__INSTRUCTION__. Filter the data below for the string "adsorption" and copy each matching line.

━━━━━━━━━━━━━━━━

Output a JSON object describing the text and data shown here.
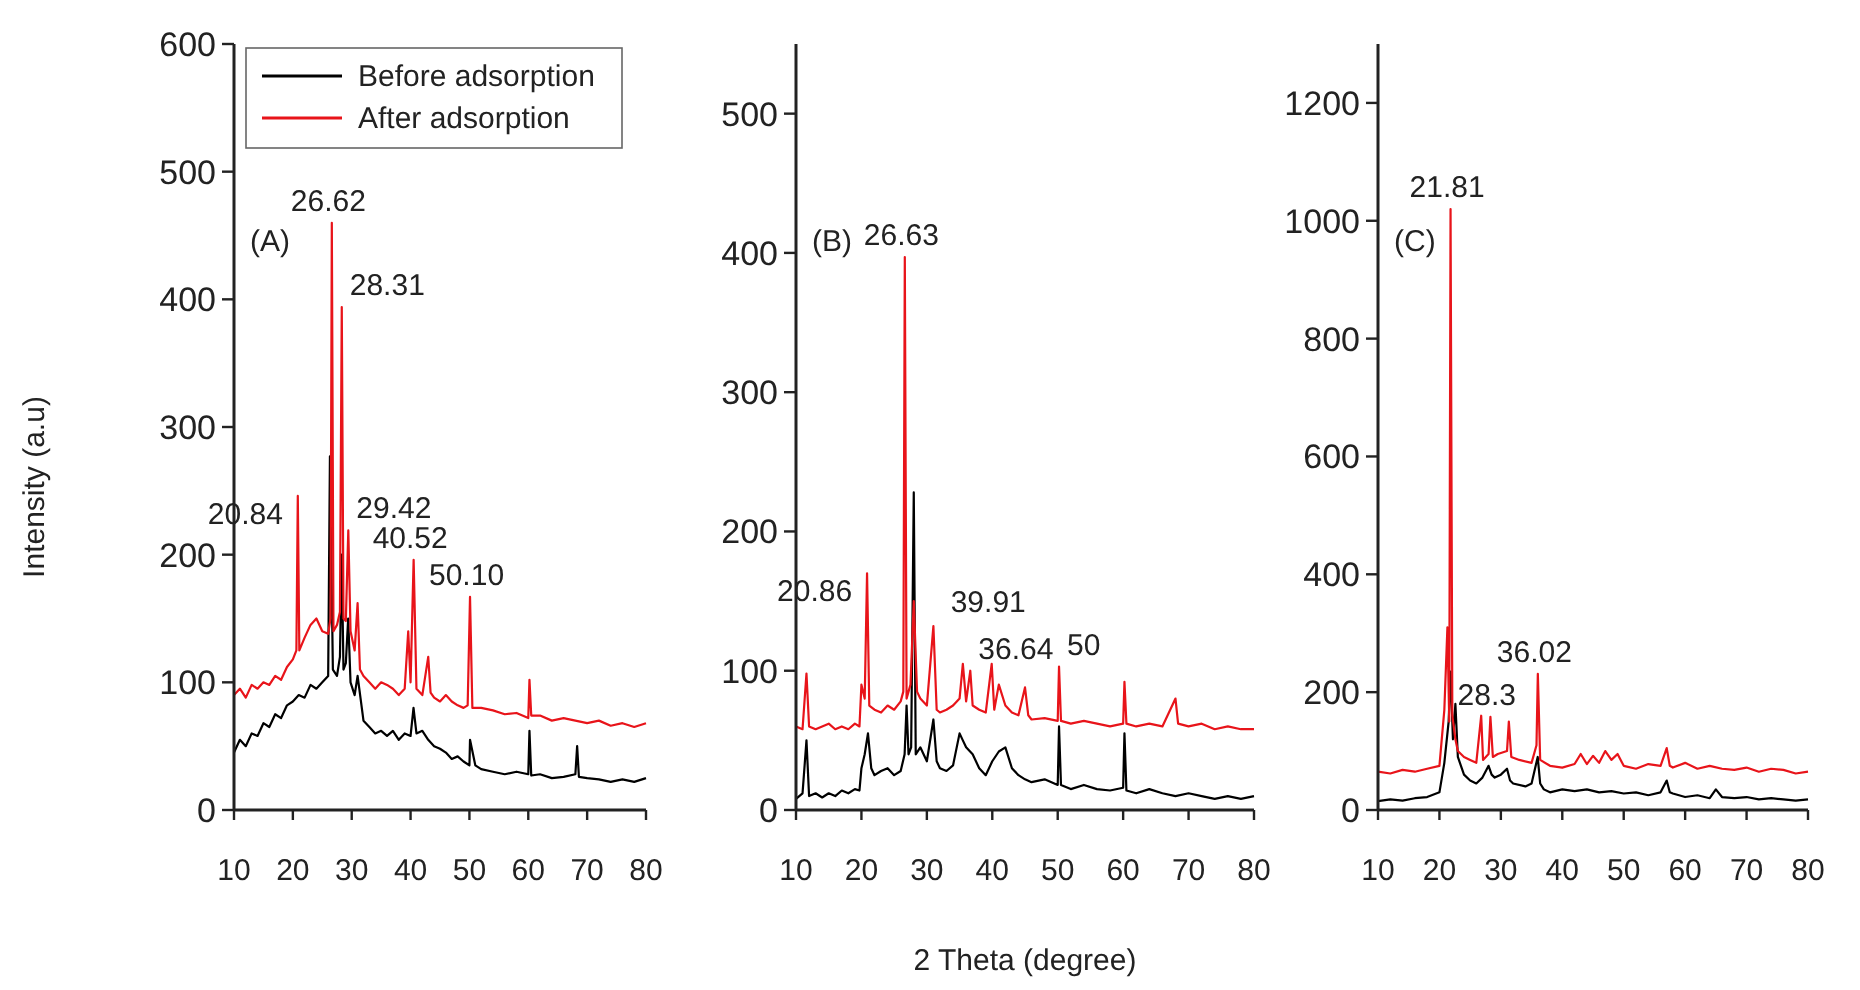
{
  "chart_data": [
    {
      "type": "line",
      "ylabel": "Intensity (a.u)",
      "xlim": [
        10,
        80
      ],
      "xticks": [
        10,
        20,
        30,
        40,
        50,
        60,
        70,
        80
      ],
      "ylim": [
        0,
        600
      ],
      "yticks": [
        0,
        100,
        200,
        300,
        400,
        500,
        600
      ],
      "legend": "top left",
      "line_style": "solid",
      "annotations": [
        "(A)",
        {
          "text": "20.84",
          "x": 20.84,
          "y": 246
        },
        {
          "text": "26.62",
          "x": 26.62,
          "y": 460
        },
        {
          "text": "28.31",
          "x": 28.31,
          "y": 394
        },
        {
          "text": "29.42",
          "x": 29.42,
          "y": 219
        },
        {
          "text": "40.52",
          "x": 40.52,
          "y": 196
        },
        {
          "text": "50.10",
          "x": 50.1,
          "y": 167
        }
      ],
      "series": [
        {
          "name": "Before adsorption",
          "color": "#000000",
          "x": [
            10,
            11,
            12,
            13,
            14,
            15,
            16,
            17,
            18,
            19,
            20,
            21,
            22,
            23,
            24,
            25,
            26,
            26.3,
            26.8,
            27.5,
            28,
            28.3,
            28.6,
            29,
            29.4,
            29.8,
            30.5,
            31,
            32,
            33,
            34,
            35,
            36,
            37,
            38,
            39,
            40,
            40.5,
            41,
            42,
            43,
            44,
            45,
            46,
            47,
            48,
            49,
            50,
            50.1,
            51,
            52,
            54,
            56,
            58,
            60,
            60.2,
            60.5,
            62,
            64,
            66,
            68,
            68.3,
            68.6,
            70,
            72,
            74,
            76,
            78,
            80
          ],
          "values": [
            45,
            55,
            50,
            60,
            58,
            68,
            65,
            75,
            72,
            82,
            85,
            90,
            88,
            98,
            95,
            100,
            105,
            277,
            110,
            105,
            120,
            200,
            110,
            115,
            150,
            100,
            90,
            105,
            70,
            65,
            60,
            62,
            58,
            62,
            55,
            60,
            58,
            80,
            60,
            62,
            55,
            50,
            48,
            45,
            40,
            42,
            38,
            35,
            55,
            35,
            32,
            30,
            28,
            30,
            28,
            62,
            27,
            28,
            25,
            26,
            28,
            50,
            26,
            25,
            24,
            22,
            24,
            22,
            25
          ]
        },
        {
          "name": "After adsorption",
          "color": "#e8141a",
          "x": [
            10,
            11,
            12,
            13,
            14,
            15,
            16,
            17,
            18,
            19,
            20,
            20.6,
            20.84,
            21.1,
            22,
            23,
            24,
            25,
            26,
            26.4,
            26.62,
            26.9,
            27.5,
            28,
            28.31,
            28.6,
            29,
            29.42,
            29.8,
            30.5,
            31,
            31.4,
            32,
            33,
            34,
            35,
            36,
            37,
            38,
            39,
            39.6,
            40,
            40.52,
            41,
            42,
            43,
            43.4,
            44,
            45,
            46,
            47,
            48,
            49,
            49.7,
            50.1,
            50.5,
            52,
            54,
            56,
            58,
            60,
            60.2,
            60.5,
            62,
            64,
            66,
            68,
            70,
            72,
            74,
            76,
            78,
            80
          ],
          "values": [
            90,
            95,
            88,
            98,
            95,
            100,
            98,
            105,
            102,
            112,
            118,
            125,
            246,
            125,
            135,
            145,
            150,
            140,
            138,
            150,
            460,
            140,
            145,
            155,
            394,
            150,
            148,
            219,
            140,
            125,
            162,
            110,
            105,
            100,
            95,
            100,
            98,
            95,
            90,
            95,
            140,
            100,
            196,
            95,
            90,
            120,
            92,
            88,
            85,
            90,
            85,
            82,
            80,
            82,
            167,
            80,
            80,
            78,
            75,
            76,
            72,
            102,
            74,
            74,
            70,
            72,
            70,
            68,
            70,
            66,
            68,
            65,
            68
          ]
        }
      ]
    },
    {
      "type": "line",
      "xlabel": "2 Theta (degree)",
      "xlim": [
        10,
        80
      ],
      "xticks": [
        10,
        20,
        30,
        40,
        50,
        60,
        70,
        80
      ],
      "ylim": [
        0,
        550
      ],
      "yticks": [
        0,
        100,
        200,
        300,
        400,
        500
      ],
      "line_style": "solid",
      "annotations": [
        "(B)",
        {
          "text": "26.63",
          "x": 26.63,
          "y": 397
        },
        {
          "text": "20.86",
          "x": 20.86,
          "y": 170
        },
        {
          "text": "36.64",
          "x": 36.64,
          "y": 100
        },
        {
          "text": "39.91",
          "x": 39.91,
          "y": 105
        },
        {
          "text": "50",
          "x": 50.2,
          "y": 103
        }
      ],
      "series": [
        {
          "color": "#000000",
          "x": [
            10,
            11,
            11.6,
            12,
            13,
            14,
            15,
            16,
            17,
            18,
            19,
            19.7,
            20,
            20.5,
            21,
            21.5,
            22,
            23,
            24,
            25,
            26,
            26.6,
            26.9,
            27.2,
            27.6,
            28,
            28.3,
            29,
            30,
            31,
            31.5,
            32,
            33,
            34,
            35,
            35.5,
            36,
            37,
            38,
            39,
            40,
            41,
            42,
            43,
            44,
            45,
            46,
            48,
            50,
            50.2,
            50.5,
            52,
            54,
            56,
            58,
            60,
            60.2,
            60.5,
            62,
            64,
            66,
            68,
            70,
            72,
            74,
            76,
            78,
            80
          ],
          "values": [
            8,
            12,
            50,
            10,
            12,
            9,
            12,
            10,
            14,
            12,
            15,
            14,
            30,
            40,
            55,
            30,
            25,
            28,
            30,
            25,
            28,
            40,
            75,
            40,
            45,
            228,
            40,
            45,
            35,
            65,
            35,
            30,
            28,
            32,
            55,
            50,
            45,
            40,
            30,
            25,
            35,
            42,
            45,
            30,
            25,
            22,
            20,
            22,
            18,
            60,
            18,
            15,
            18,
            15,
            14,
            16,
            55,
            14,
            12,
            15,
            12,
            10,
            12,
            10,
            8,
            10,
            8,
            10
          ]
        },
        {
          "color": "#e8141a",
          "x": [
            10,
            11,
            11.6,
            12,
            13,
            14,
            15,
            16,
            17,
            18,
            19,
            19.7,
            20,
            20.5,
            20.86,
            21.2,
            22,
            23,
            24,
            25,
            26,
            26.4,
            26.63,
            26.9,
            27.5,
            28,
            28.5,
            29,
            30,
            31,
            31.5,
            32,
            33,
            34,
            35,
            35.5,
            36,
            36.64,
            37,
            38,
            39,
            39.91,
            40.3,
            41,
            42,
            43,
            44,
            45,
            45.5,
            46,
            48,
            50,
            50.2,
            50.5,
            52,
            54,
            56,
            58,
            60,
            60.2,
            60.5,
            62,
            64,
            66,
            68,
            68.4,
            70,
            72,
            74,
            76,
            78,
            80
          ],
          "values": [
            60,
            58,
            98,
            60,
            58,
            60,
            62,
            58,
            60,
            58,
            62,
            60,
            90,
            80,
            170,
            75,
            72,
            70,
            75,
            72,
            78,
            85,
            397,
            80,
            90,
            150,
            85,
            80,
            75,
            132,
            72,
            70,
            72,
            75,
            80,
            105,
            78,
            100,
            75,
            72,
            70,
            105,
            72,
            90,
            75,
            70,
            68,
            88,
            68,
            65,
            66,
            64,
            103,
            64,
            62,
            64,
            62,
            60,
            62,
            92,
            62,
            60,
            62,
            60,
            80,
            62,
            60,
            62,
            58,
            60,
            58,
            58
          ]
        }
      ]
    },
    {
      "type": "line",
      "xlim": [
        10,
        80
      ],
      "xticks": [
        10,
        20,
        30,
        40,
        50,
        60,
        70,
        80
      ],
      "ylim": [
        0,
        1300
      ],
      "yticks": [
        0,
        200,
        400,
        600,
        800,
        1000,
        1200
      ],
      "line_style": "solid",
      "annotations": [
        "(C)",
        {
          "text": "21.81",
          "x": 21.81,
          "y": 1020
        },
        {
          "text": "28.3",
          "x": 28.3,
          "y": 158
        },
        {
          "text": "36.02",
          "x": 36.02,
          "y": 231
        }
      ],
      "series": [
        {
          "color": "#000000",
          "x": [
            10,
            12,
            14,
            16,
            18,
            20,
            20.8,
            21.5,
            21.81,
            22.2,
            22.6,
            23,
            24,
            25,
            26,
            27,
            28,
            28.5,
            29,
            30,
            31,
            31.5,
            32,
            34,
            35,
            36,
            36.4,
            37,
            38,
            40,
            42,
            44,
            46,
            48,
            50,
            52,
            54,
            56,
            57,
            57.5,
            58,
            60,
            62,
            64,
            65,
            66,
            68,
            70,
            72,
            74,
            76,
            78,
            80
          ],
          "values": [
            15,
            18,
            16,
            20,
            22,
            30,
            80,
            150,
            235,
            120,
            180,
            90,
            60,
            50,
            45,
            55,
            75,
            60,
            55,
            60,
            70,
            50,
            45,
            40,
            45,
            90,
            45,
            35,
            30,
            35,
            32,
            35,
            30,
            32,
            28,
            30,
            25,
            30,
            50,
            30,
            28,
            22,
            25,
            20,
            35,
            22,
            20,
            22,
            18,
            20,
            18,
            16,
            18
          ]
        },
        {
          "color": "#e8141a",
          "x": [
            10,
            12,
            14,
            16,
            18,
            20,
            20.8,
            21.3,
            21.6,
            21.81,
            22.1,
            22.6,
            23,
            24,
            25,
            26,
            26.8,
            27.1,
            28,
            28.3,
            28.7,
            29.5,
            31,
            31.3,
            31.7,
            33,
            35,
            35.8,
            36.02,
            36.4,
            38,
            40,
            42,
            43,
            44,
            45,
            46,
            47,
            48,
            49,
            50,
            52,
            54,
            56,
            57,
            57.5,
            58,
            60,
            62,
            64,
            66,
            68,
            70,
            72,
            74,
            76,
            78,
            80
          ],
          "values": [
            65,
            62,
            68,
            65,
            70,
            75,
            170,
            310,
            150,
            1020,
            160,
            120,
            100,
            90,
            85,
            80,
            160,
            85,
            95,
            158,
            90,
            95,
            100,
            150,
            90,
            85,
            80,
            110,
            231,
            85,
            75,
            72,
            78,
            95,
            78,
            92,
            80,
            100,
            85,
            95,
            75,
            70,
            78,
            75,
            105,
            75,
            72,
            80,
            70,
            75,
            70,
            68,
            72,
            65,
            70,
            68,
            62,
            65
          ]
        }
      ]
    }
  ]
}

━━━━━━━━━━━━━━━━

__ANSWER TO THE PROBLEM__.
          "name": "Before adsorption",
          "name": "After adsorption",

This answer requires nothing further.